**Input data:**

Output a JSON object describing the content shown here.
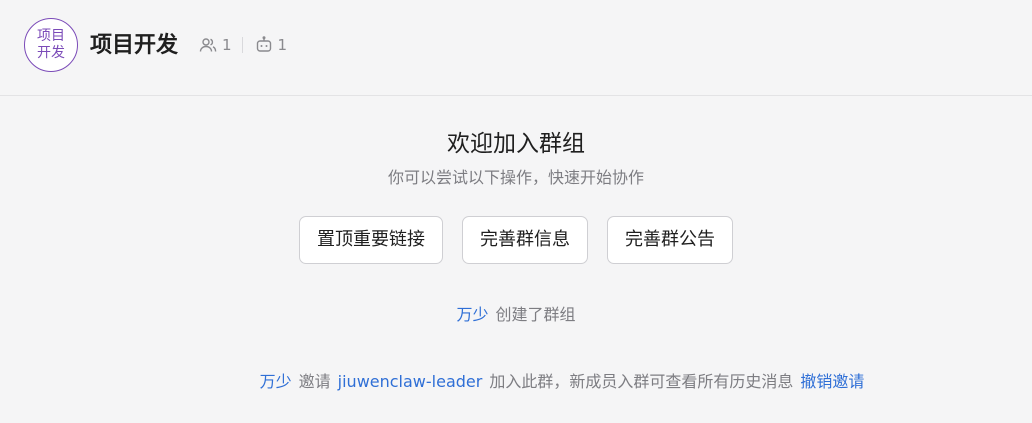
{
  "header": {
    "avatar_line1": "项目",
    "avatar_line2": "开发",
    "group_name": "项目开发",
    "member_count": "1",
    "bot_count": "1",
    "member_icon": "members-icon",
    "bot_icon": "robot-icon"
  },
  "welcome": {
    "title": "欢迎加入群组",
    "subtitle": "你可以尝试以下操作，快速开始协作",
    "actions": [
      {
        "label": "置顶重要链接"
      },
      {
        "label": "完善群信息"
      },
      {
        "label": "完善群公告"
      }
    ]
  },
  "system_messages": {
    "created": {
      "user": "万少",
      "text": "创建了群组"
    },
    "invited": {
      "user": "万少",
      "verb": "邀请",
      "invitee": "jiuwenclaw-leader",
      "text": "加入此群，新成员入群可查看所有历史消息",
      "revoke": "撤销邀请"
    }
  },
  "colors": {
    "accent_link": "#2f6fd6",
    "avatar_purple": "#7b4bb8"
  }
}
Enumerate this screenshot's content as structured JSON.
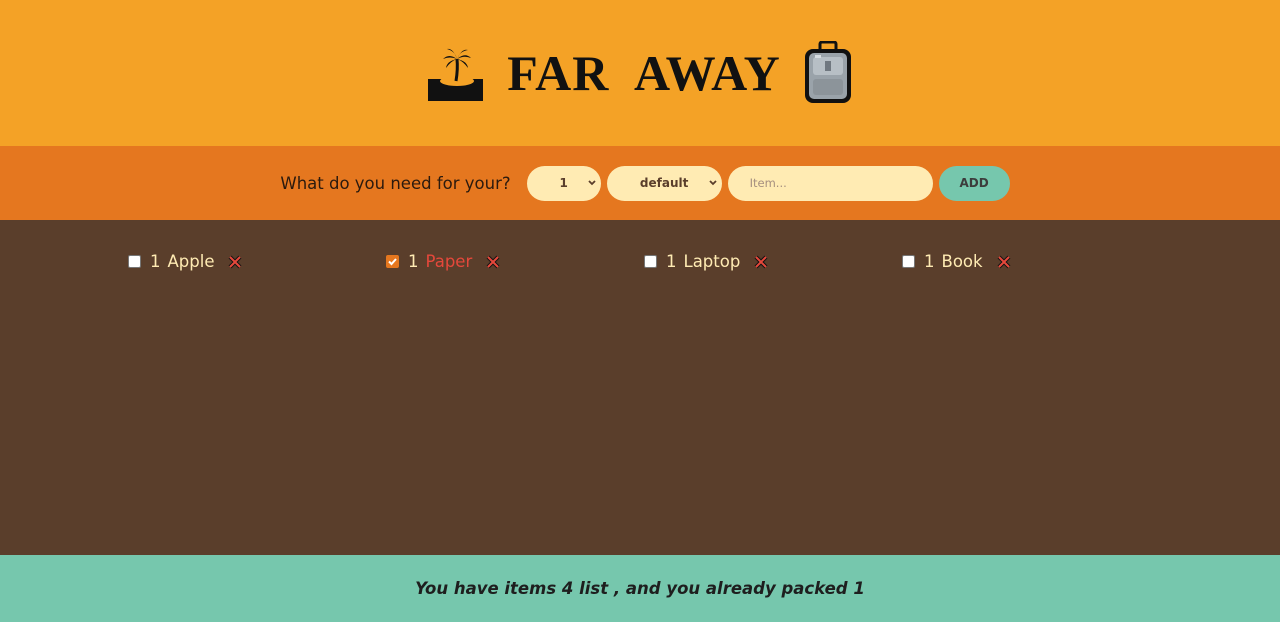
{
  "header": {
    "title": "FAR AWAY",
    "left_icon": "desert-island-icon",
    "right_icon": "luggage-icon",
    "background": "#f4a226"
  },
  "form": {
    "prompt": "What do you need for your?",
    "quantity_value": "1",
    "sort_value": "default",
    "item_placeholder": "Item...",
    "add_label": "ADD",
    "background": "#e5771f"
  },
  "items": [
    {
      "quantity": "1",
      "name": "Apple",
      "packed": false
    },
    {
      "quantity": "1",
      "name": "Paper",
      "packed": true
    },
    {
      "quantity": "1",
      "name": "Laptop",
      "packed": false
    },
    {
      "quantity": "1",
      "name": "Book",
      "packed": false
    }
  ],
  "footer": {
    "stats": "You have items 4 list , and you already packed 1",
    "background": "#76c7ad"
  },
  "colors": {
    "list_background": "#5a3e2b",
    "item_text": "#ffebb3",
    "packed_text": "#e5483b",
    "delete_icon": "#e5483b"
  }
}
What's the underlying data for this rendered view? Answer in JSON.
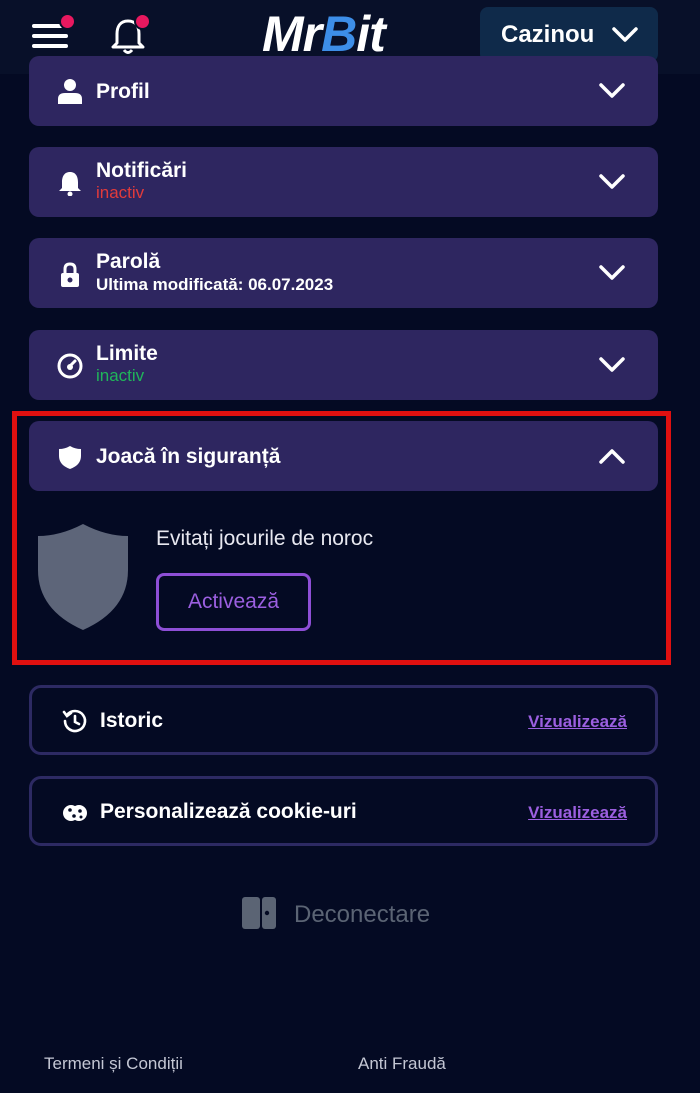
{
  "header": {
    "logo_prefix": "Mr",
    "logo_b": "B",
    "logo_suffix": "it",
    "casino_label": "Cazinou"
  },
  "cards": [
    {
      "title": "Profil",
      "subtitle": ""
    },
    {
      "title": "Notificări",
      "subtitle": "inactiv"
    },
    {
      "title": "Parolă",
      "subtitle": "Ultima modificată: 06.07.2023"
    },
    {
      "title": "Limite",
      "subtitle": "inactiv"
    },
    {
      "title": "Joacă în siguranță",
      "subtitle": ""
    }
  ],
  "safe_play": {
    "text": "Evitați jocurile de noroc",
    "button": "Activează"
  },
  "history": {
    "title": "Istoric",
    "link": "Vizualizează"
  },
  "cookies": {
    "title": "Personalizează cookie-uri",
    "link": "Vizualizează"
  },
  "logout": {
    "label": "Deconectare"
  },
  "footer": {
    "terms": "Termeni și Condiții",
    "fraud": "Anti Fraudă"
  },
  "colors": {
    "background": "#040a23",
    "card": "#2e2660",
    "accent_purple": "#9b5fe0",
    "status_inactive_red": "#e23b3b",
    "status_inactive_green": "#20b55a",
    "highlight_red": "#e01010",
    "notification_dot": "#e8185f"
  }
}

**Exercise brief:** Count every line in the data where the string "What" occurs. Give nothing except the number.

**Written reply:** 2